Short problem 1 =>
Answer these questions using the forum thread on fracking.
(a) According to the first post, fracking is a necessary step toward what?
(b) What device does Pugnacious name at the end of the post?
(c) What attitude does okiemudman say comes through from the post he answers?
Short problem 2 => In the forum thread on fracking, why does wharton say the phrase about a history in the area dating back two centuries does not claim he is 200 years old?
Short problem 3 => Resume the forum thread on fracking from the point where it stops.

Extracted text =>
## Begin
Next head north and tell those of us with a history in the area that dates back two centuries, how traditional and frac drilling locations are pretty similar in size and how it's no big deal. No crime, no economic instability in the communities inundated by the whole mess, no air pollution, no water pollution, no problem, it's all great. Then let us know why any mention of the truth needs to be derided as enviro-nazism. 

Fracking is a necessary step toward energy and economic stability in this country. As for claim that it is 100% harmless, fool proof and has been well done and well regulated, particularly here and in the recent past, well good luck selling that manure pile.


----------



## Pugnacious (May 17, 2012)

Sorry Wharton but I doubt you are 200 years old......

Sent from my C811 4G using Tapatalk


----------



## okiemudman (Sep 5, 2011)

Read your statements, scattered throughout your references are made in the plural. We do receive instruction in the use of the English language in our educational.

The overall attitude that comes through from your post are we need the energy as long as it is produced in someone else's neighborhood or area.


----------



## wharton (Oct 9, 2011)

Pugnacious said:


> Sorry Wharton but I doubt you are 200 years old......
> 
> Sent from my C811 4G using Tapatalk


 "and tell those of us with a history in the area that dates back two centuries" suggests nothing of the sort. Possessing long term historical ties to a region is hardly an abstract concept.


----------



## wharton (Oct 9, 2011)
## End
[Region annotation records]
## Begin
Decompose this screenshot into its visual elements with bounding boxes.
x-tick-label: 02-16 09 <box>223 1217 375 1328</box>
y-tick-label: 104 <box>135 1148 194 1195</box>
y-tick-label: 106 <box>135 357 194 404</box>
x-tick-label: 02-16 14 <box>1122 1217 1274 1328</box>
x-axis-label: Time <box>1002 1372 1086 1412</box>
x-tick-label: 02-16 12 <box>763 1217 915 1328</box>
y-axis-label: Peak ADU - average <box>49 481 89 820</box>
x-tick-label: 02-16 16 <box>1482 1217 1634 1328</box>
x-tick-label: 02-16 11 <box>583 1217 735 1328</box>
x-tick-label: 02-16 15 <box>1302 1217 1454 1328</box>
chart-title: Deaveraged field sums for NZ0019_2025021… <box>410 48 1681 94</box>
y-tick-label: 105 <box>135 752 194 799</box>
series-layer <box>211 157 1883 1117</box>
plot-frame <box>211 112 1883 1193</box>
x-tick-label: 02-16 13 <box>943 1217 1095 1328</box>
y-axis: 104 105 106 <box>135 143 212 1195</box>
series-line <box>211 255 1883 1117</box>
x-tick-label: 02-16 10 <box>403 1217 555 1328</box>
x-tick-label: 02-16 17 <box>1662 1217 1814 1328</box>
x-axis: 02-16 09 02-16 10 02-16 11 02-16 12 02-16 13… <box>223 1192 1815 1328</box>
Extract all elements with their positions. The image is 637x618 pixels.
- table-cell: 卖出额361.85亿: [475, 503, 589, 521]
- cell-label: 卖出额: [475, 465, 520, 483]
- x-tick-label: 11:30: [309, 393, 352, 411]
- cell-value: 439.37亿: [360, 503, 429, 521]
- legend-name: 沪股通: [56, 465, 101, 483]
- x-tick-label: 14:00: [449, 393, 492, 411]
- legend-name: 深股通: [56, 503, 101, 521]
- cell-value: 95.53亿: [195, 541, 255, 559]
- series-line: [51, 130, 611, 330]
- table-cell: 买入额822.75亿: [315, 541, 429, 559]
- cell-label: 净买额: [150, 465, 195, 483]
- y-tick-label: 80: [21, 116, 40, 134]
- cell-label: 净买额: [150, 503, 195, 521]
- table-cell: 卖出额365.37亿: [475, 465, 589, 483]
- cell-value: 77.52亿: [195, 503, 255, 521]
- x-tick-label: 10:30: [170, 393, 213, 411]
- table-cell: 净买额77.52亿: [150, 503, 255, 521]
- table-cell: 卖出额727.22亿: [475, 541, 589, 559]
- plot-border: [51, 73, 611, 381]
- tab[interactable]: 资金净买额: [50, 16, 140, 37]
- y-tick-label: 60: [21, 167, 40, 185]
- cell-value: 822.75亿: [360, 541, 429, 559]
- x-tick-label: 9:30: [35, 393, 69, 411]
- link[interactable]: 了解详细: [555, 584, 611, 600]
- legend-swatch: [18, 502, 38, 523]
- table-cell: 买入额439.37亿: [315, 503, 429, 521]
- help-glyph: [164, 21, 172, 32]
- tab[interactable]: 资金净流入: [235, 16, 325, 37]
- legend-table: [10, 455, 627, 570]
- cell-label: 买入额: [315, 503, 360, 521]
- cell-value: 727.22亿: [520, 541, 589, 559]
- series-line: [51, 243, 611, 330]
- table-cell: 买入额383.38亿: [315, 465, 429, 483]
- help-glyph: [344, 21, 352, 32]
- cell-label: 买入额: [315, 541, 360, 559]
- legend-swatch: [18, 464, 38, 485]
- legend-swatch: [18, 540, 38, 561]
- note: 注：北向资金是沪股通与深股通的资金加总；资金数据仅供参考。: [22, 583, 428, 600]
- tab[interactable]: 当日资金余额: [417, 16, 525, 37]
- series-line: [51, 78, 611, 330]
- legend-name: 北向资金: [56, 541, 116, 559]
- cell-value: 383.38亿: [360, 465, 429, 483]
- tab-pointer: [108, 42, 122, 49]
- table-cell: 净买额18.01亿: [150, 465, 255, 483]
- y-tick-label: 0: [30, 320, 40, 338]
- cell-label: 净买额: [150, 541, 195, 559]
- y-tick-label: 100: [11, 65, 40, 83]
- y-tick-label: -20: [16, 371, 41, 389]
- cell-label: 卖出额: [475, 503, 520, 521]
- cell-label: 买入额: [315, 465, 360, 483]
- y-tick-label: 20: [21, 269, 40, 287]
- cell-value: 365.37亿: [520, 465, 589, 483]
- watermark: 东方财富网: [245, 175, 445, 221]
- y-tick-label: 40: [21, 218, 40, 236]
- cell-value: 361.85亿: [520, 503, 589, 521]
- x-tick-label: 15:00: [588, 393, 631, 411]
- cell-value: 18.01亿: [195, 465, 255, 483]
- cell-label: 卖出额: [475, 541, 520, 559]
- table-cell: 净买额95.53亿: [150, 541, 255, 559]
## End
Exercise answer 1 =>
(a) Energy and economic stability in this country.
(b) A C811 4G, using Tapatalk.
(c) That we need the energy as long as it is produced in someone else's neighborhood or area.

Exercise answer 2 => The phrase refers to having long-term historical ties to a region, not to his own age. He adds that such ties are hardly an abstract concept.

Exercise answer 3 =>
okiemudman said:


> Read your statements, scattered throughout your references are made in the plural. We do receive instruction in the use of the English language in our educational.
> 
> The overall attitude that comes through from your post are we need the energy as long as it is produced in someone else's neighborhood or area.


 
So to review. You will not address YOUR statements that any mention of legitimate issues with fracking are nothing but the work of enviro-nazis. Any you determine that, you not only will not acknowledge the existence of these problems, but by doing so, I wish that poorly supervised, low quality outfits that did such damage here relocate, and do damage to others? Pretty twisted logic. Sad actually.

By the way, Exxon is working hard to keep executives from their XTO drilling division from being personally tried for environment crimes committed in NEPA. I guess that it's just example of the out of control granola munchers at the state DEP? I guess there are two problems with this Okie, first it can't be real since you claim that these problems don't exist. Secondly, our governor has put extreme pressure on the DEP to be as compliant and weak as possible when dealing with the folks that spent $27mil. to elect him. There's that darn reality again.


----------



## Pugnacious (May 17, 2012)

wharton said:


> "and tell those of us with a history in the area that dates back two centuries" suggests nothing of the sort. Possessing long term historical ties to a region is hardly an abstract concept.


Neither is the concept that people are inherently unreliable sources of information. I have a bunch of relatives with CDL's, it hardly makes me an expert on driving big trucks. I'd also be curious about these wells being drilled in the early 1800's.......

Sent from my C811 4G using Tapatalk


----------



## ChristieAcres (Apr 11, 2009)

It really depends on where you live as to whether mineral rights commonly are included with the Bundle of Rights, when you purchase a property. DH and I have purchased 3 properties with all of them including mineral rights (during the last ten years). When I met him, ten years ago, he had a property without the mineral rights. We are currently looking for land and almost all the properties we have seen do include the mineral rights, thankfully. Here it isn't that hard to find properties including the full Bundle of Rights. If I were elsewhere, I wouldn't buy a property without it including the mineral rights...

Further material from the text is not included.